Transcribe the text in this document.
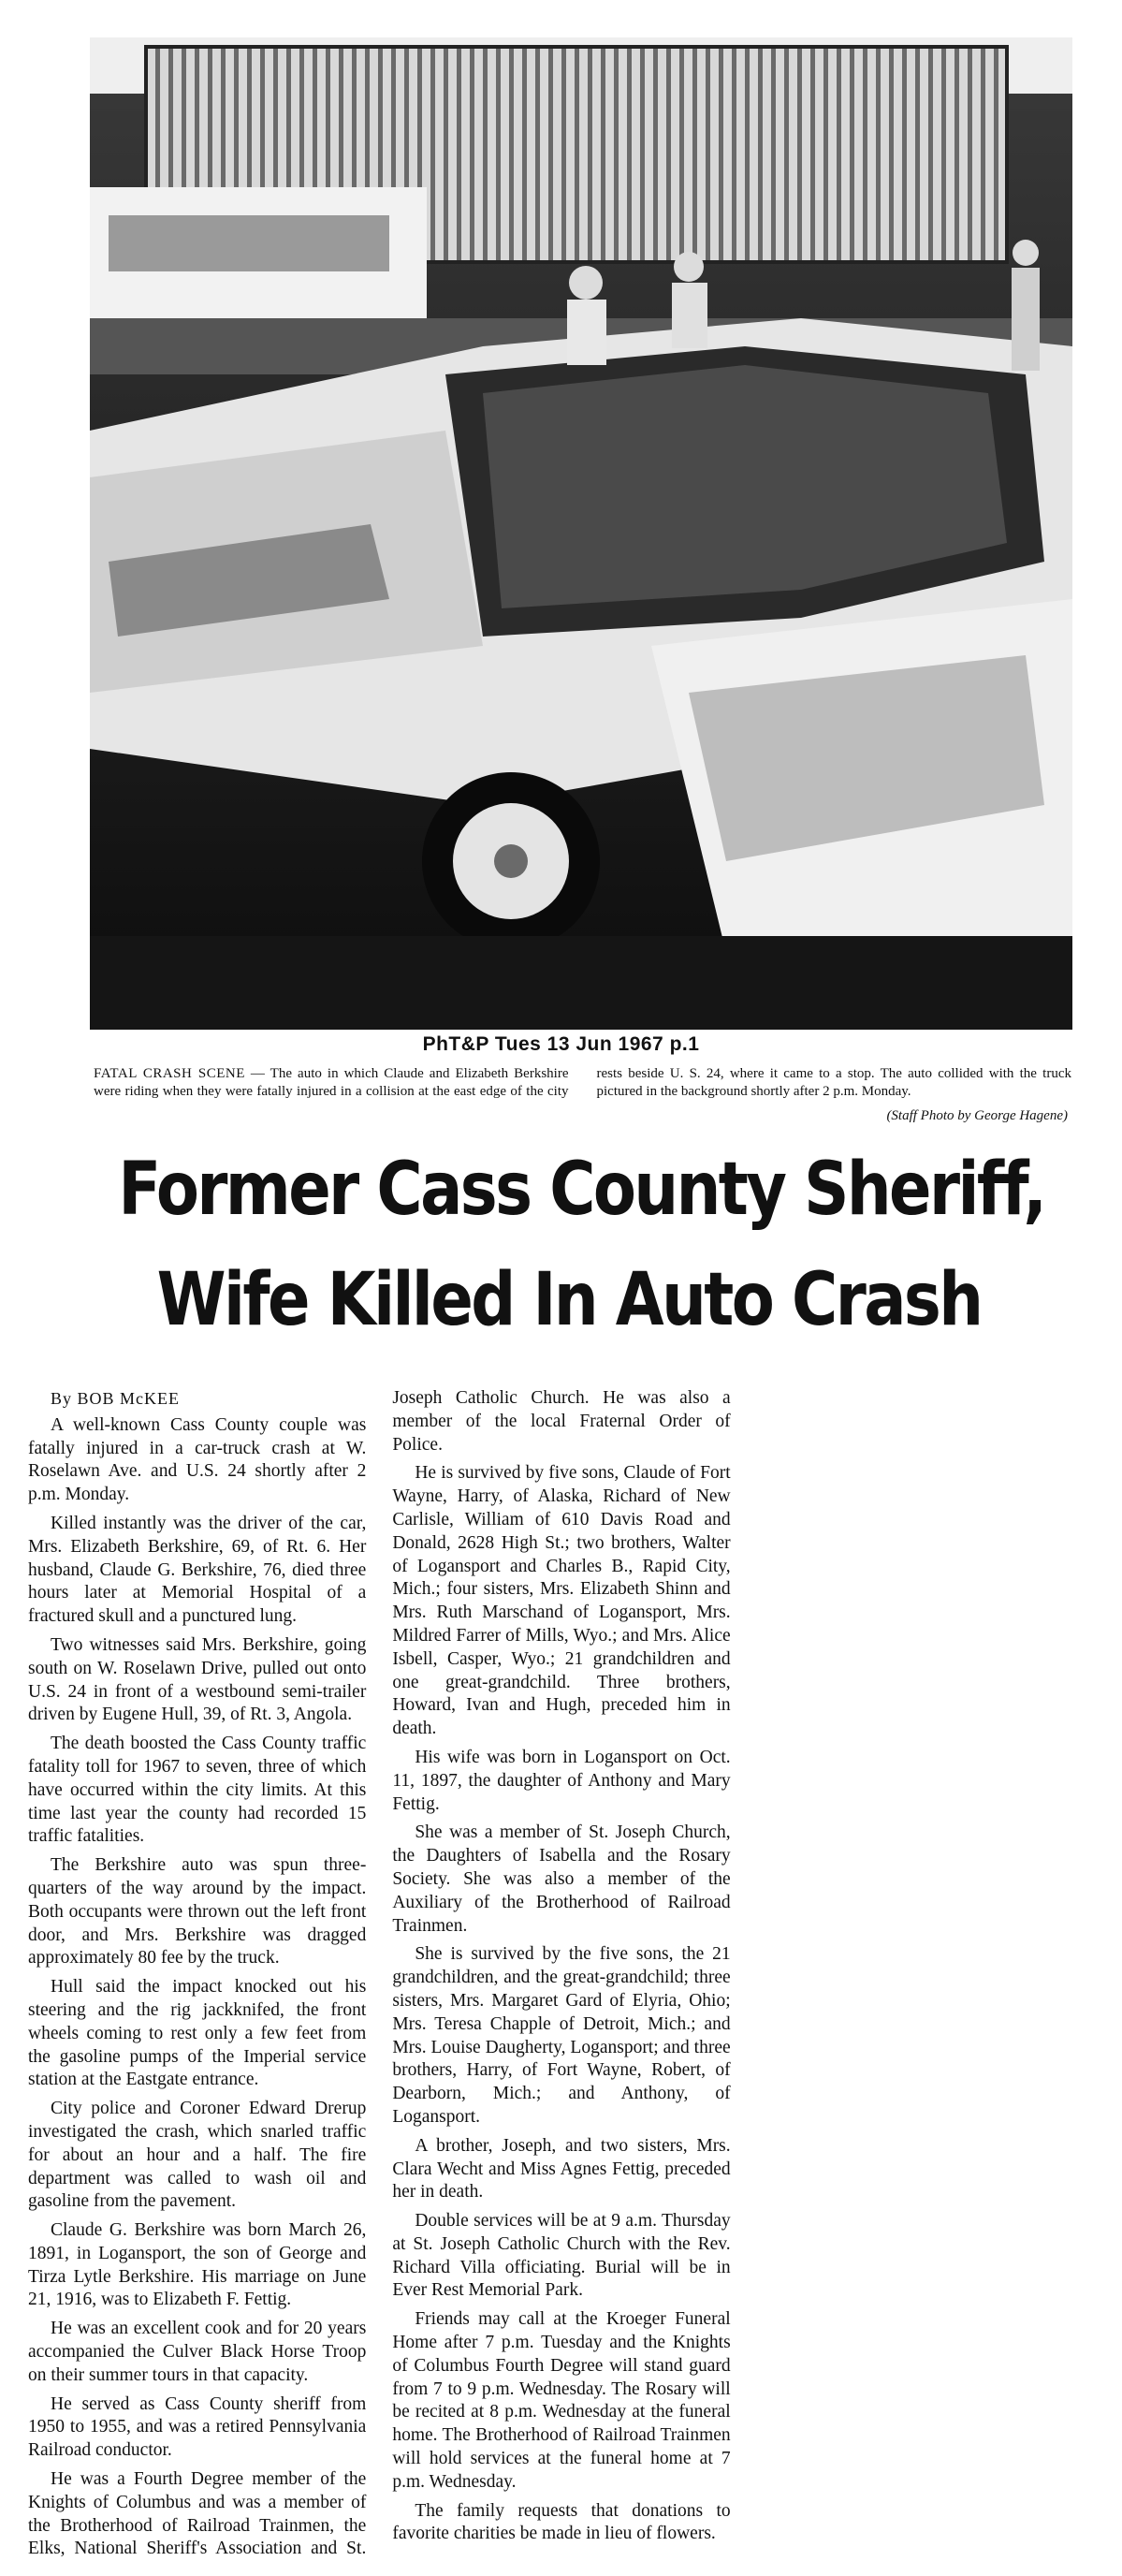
PhT&P Tues 13 Jun 1967 p.1
FATAL CRASH SCENE — The auto in which Claude and Elizabeth Berkshire were riding when they were fatally injured in a collision at the east edge of the city rests beside U. S. 24, where it came to a stop. The auto collided with the truck pictured in the background shortly after 2 p.m. Monday.
(Staff Photo by George Hagene)
Former Cass County Sheriff,
Wife Killed In Auto Crash
By BOB McKEE

A well-known Cass County couple was fatally injured in a car-truck crash at W. Roselawn Ave. and U.S. 24 shortly after 2 p.m. Monday.

Killed instantly was the driver of the car, Mrs. Elizabeth Berkshire, 69, of Rt. 6. Her husband, Claude G. Berkshire, 76, died three hours later at Memorial Hospital of a fractured skull and a punctured lung.

Two witnesses said Mrs. Berkshire, going south on W. Roselawn Drive, pulled out onto U.S. 24 in front of a westbound semi-trailer driven by Eugene Hull, 39, of Rt. 3, Angola.

The death boosted the Cass County traffic fatality toll for 1967 to seven, three of which have occurred within the city limits. At this time last year the county had recorded 15 traffic fatalities.

The Berkshire auto was spun three-quarters of the way around by the impact. Both occupants were thrown out the left front door, and Mrs. Berkshire was dragged approximately 80 fee by the truck.

Hull said the impact knocked out his steering and the rig jackknifed, the front wheels coming to rest only a few feet from the gasoline pumps of the Imperial service station at the Eastgate entrance.

City police and Coroner Edward Drerup investigated the crash, which snarled traffic for about an hour and a half. The fire department was called to wash oil and gasoline from the pavement.

Claude G. Berkshire was born March 26, 1891, in Logansport, the son of George and Tirza Lytle Berkshire. His marriage on June 21, 1916, was to Elizabeth F. Fettig.

He was an excellent cook and for 20 years accompanied the Culver Black Horse Troop on their summer tours in that capacity.

He served as Cass County sheriff from 1950 to 1955, and was a retired Pennsylvania Railroad conductor.

He was a Fourth Degree member of the Knights of Columbus and was a member of the Brotherhood of Railroad Trainmen, the Elks, National Sheriff's Association and St. Joseph Catholic Church. He was also a member of the local Fraternal Order of Police.

He is survived by five sons, Claude of Fort Wayne, Harry, of Alaska, Richard of New Carlisle, William of 610 Davis Road and Donald, 2628 High St.; two brothers, Walter of Logansport and Charles B., Rapid City, Mich.; four sisters, Mrs. Elizabeth Shinn and Mrs. Ruth Marschand of Logansport, Mrs. Mildred Farrer of Mills, Wyo.; and Mrs. Alice Isbell, Casper, Wyo.; 21 grandchildren and one great-grandchild. Three brothers, Howard, Ivan and Hugh, preceded him in death.

His wife was born in Logansport on Oct. 11, 1897, the daughter of Anthony and Mary Fettig.

She was a member of St. Joseph Church, the Daughters of Isabella and the Rosary Society. She was also a member of the Auxiliary of the Brotherhood of Railroad Trainmen.

She is survived by the five sons, the 21 grandchildren, and the great-grandchild; three sisters, Mrs. Margaret Gard of Elyria, Ohio; Mrs. Teresa Chapple of Detroit, Mich.; and Mrs. Louise Daugherty, Logansport; and three brothers, Harry, of Fort Wayne, Robert, of Dearborn, Mich.; and Anthony, of Logansport.

A brother, Joseph, and two sisters, Mrs. Clara Wecht and Miss Agnes Fettig, preceded her in death.

Double services will be at 9 a.m. Thursday at St. Joseph Catholic Church with the Rev. Richard Villa officiating. Burial will be in Ever Rest Memorial Park.

Friends may call at the Kroeger Funeral Home after 7 p.m. Tuesday and the Knights of Columbus Fourth Degree will stand guard from 7 to 9 p.m. Wednesday. The Rosary will be recited at 8 p.m. Wednesday at the funeral home. The Brotherhood of Railroad Trainmen will hold services at the funeral home at 7 p.m. Wednesday.

The family requests that donations to favorite charities be made in lieu of flowers.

============

• **Exercise details**
Give every line back word for word and leave the pictures out.

• **The result**
Transcribe the text in this document.
PhT&P Tues 13 Jun 1967 p.1
FATAL CRASH SCENE — The auto in which Claude and Elizabeth Berkshire were riding when they were fatally injured in a collision at the east edge of the city rests beside U. S. 24, where it came to a stop. The auto collided with the truck pictured in the background shortly after 2 p.m. Monday.
(Staff Photo by George Hagene)
Former Cass County Sheriff,
Wife Killed In Auto Crash
By BOB McKEE

A well-known Cass County couple was fatally injured in a car-truck crash at W. Roselawn Ave. and U.S. 24 shortly after 2 p.m. Monday.

Killed instantly was the driver of the car, Mrs. Elizabeth Berkshire, 69, of Rt. 6. Her husband, Claude G. Berkshire, 76, died three hours later at Memorial Hospital of a fractured skull and a punctured lung.

Two witnesses said Mrs. Berkshire, going south on W. Roselawn Drive, pulled out onto U.S. 24 in front of a westbound semi-trailer driven by Eugene Hull, 39, of Rt. 3, Angola.

The death boosted the Cass County traffic fatality toll for 1967 to seven, three of which have occurred within the city limits. At this time last year the county had recorded 15 traffic fatalities.

The Berkshire auto was spun three-quarters of the way around by the impact. Both occupants were thrown out the left front door, and Mrs. Berkshire was dragged approximately 80 fee by the truck.

Hull said the impact knocked out his steering and the rig jackknifed, the front wheels coming to rest only a few feet from the gasoline pumps of the Imperial service station at the Eastgate entrance.

City police and Coroner Edward Drerup investigated the crash, which snarled traffic for about an hour and a half. The fire department was called to wash oil and gasoline from the pavement.

Claude G. Berkshire was born March 26, 1891, in Logansport, the son of George and Tirza Lytle Berkshire. His marriage on June 21, 1916, was to Elizabeth F. Fettig.

He was an excellent cook and for 20 years accompanied the Culver Black Horse Troop on their summer tours in that capacity.

He served as Cass County sheriff from 1950 to 1955, and was a retired Pennsylvania Railroad conductor.

He was a Fourth Degree member of the Knights of Columbus and was a member of the Brotherhood of Railroad Trainmen, the Elks, National Sheriff's Association and St. Joseph Catholic Church. He was also a member of the local Fraternal Order of Police.

He is survived by five sons, Claude of Fort Wayne, Harry, of Alaska, Richard of New Carlisle, William of 610 Davis Road and Donald, 2628 High St.; two brothers, Walter of Logansport and Charles B., Rapid City, Mich.; four sisters, Mrs. Elizabeth Shinn and Mrs. Ruth Marschand of Logansport, Mrs. Mildred Farrer of Mills, Wyo.; and Mrs. Alice Isbell, Casper, Wyo.; 21 grandchildren and one great-grandchild. Three brothers, Howard, Ivan and Hugh, preceded him in death.

His wife was born in Logansport on Oct. 11, 1897, the daughter of Anthony and Mary Fettig.

She was a member of St. Joseph Church, the Daughters of Isabella and the Rosary Society. She was also a member of the Auxiliary of the Brotherhood of Railroad Trainmen.

She is survived by the five sons, the 21 grandchildren, and the great-grandchild; three sisters, Mrs. Margaret Gard of Elyria, Ohio; Mrs. Teresa Chapple of Detroit, Mich.; and Mrs. Louise Daugherty, Logansport; and three brothers, Harry, of Fort Wayne, Robert, of Dearborn, Mich.; and Anthony, of Logansport.

A brother, Joseph, and two sisters, Mrs. Clara Wecht and Miss Agnes Fettig, preceded her in death.

Double services will be at 9 a.m. Thursday at St. Joseph Catholic Church with the Rev. Richard Villa officiating. Burial will be in Ever Rest Memorial Park.

Friends may call at the Kroeger Funeral Home after 7 p.m. Tuesday and the Knights of Columbus Fourth Degree will stand guard from 7 to 9 p.m. Wednesday. The Rosary will be recited at 8 p.m. Wednesday at the funeral home. The Brotherhood of Railroad Trainmen will hold services at the funeral home at 7 p.m. Wednesday.

The family requests that donations to favorite charities be made in lieu of flowers.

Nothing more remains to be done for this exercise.